**Collected data:**
────────────────

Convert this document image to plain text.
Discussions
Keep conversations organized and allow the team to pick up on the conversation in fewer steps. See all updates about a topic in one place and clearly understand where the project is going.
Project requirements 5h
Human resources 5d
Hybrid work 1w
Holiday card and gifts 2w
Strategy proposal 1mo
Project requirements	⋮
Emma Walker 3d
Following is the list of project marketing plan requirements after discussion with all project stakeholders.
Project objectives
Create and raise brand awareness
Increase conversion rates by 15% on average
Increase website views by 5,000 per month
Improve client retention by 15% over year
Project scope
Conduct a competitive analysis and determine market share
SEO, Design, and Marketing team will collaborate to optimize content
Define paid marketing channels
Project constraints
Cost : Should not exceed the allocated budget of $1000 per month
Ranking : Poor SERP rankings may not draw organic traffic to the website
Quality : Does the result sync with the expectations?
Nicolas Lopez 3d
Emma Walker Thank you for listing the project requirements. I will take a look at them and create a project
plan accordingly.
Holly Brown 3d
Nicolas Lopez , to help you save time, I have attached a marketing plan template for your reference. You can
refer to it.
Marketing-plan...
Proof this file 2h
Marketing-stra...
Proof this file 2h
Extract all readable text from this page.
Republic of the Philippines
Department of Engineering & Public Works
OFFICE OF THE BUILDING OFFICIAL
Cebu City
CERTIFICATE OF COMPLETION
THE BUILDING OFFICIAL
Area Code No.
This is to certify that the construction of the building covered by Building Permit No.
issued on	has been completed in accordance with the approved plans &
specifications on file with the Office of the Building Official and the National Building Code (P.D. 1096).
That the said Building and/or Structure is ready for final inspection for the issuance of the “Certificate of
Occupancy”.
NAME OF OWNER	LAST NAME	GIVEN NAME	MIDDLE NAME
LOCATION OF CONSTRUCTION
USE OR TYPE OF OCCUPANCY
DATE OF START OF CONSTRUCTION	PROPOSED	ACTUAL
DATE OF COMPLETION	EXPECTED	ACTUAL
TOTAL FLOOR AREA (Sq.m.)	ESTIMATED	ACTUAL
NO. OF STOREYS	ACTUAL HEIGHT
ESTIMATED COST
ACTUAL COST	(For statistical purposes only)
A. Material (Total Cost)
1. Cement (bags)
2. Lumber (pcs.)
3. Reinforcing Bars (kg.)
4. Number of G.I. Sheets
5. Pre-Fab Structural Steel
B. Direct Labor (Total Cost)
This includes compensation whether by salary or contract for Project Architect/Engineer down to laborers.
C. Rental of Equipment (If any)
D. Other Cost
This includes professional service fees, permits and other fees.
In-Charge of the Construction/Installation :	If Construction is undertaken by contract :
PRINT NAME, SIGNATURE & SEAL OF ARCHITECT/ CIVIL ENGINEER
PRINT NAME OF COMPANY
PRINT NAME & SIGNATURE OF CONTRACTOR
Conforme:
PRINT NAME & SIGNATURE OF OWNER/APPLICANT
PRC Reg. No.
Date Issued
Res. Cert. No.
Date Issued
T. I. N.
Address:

────────────────

**WHAT IS NEEDED:** Check each line of the entries above for the word "ESTIMATED". List the ones that have it.

**THE REPLY:**
TOTAL FLOOR AREA (Sq.m.)	ESTIMATED	ACTUAL
ESTIMATED COST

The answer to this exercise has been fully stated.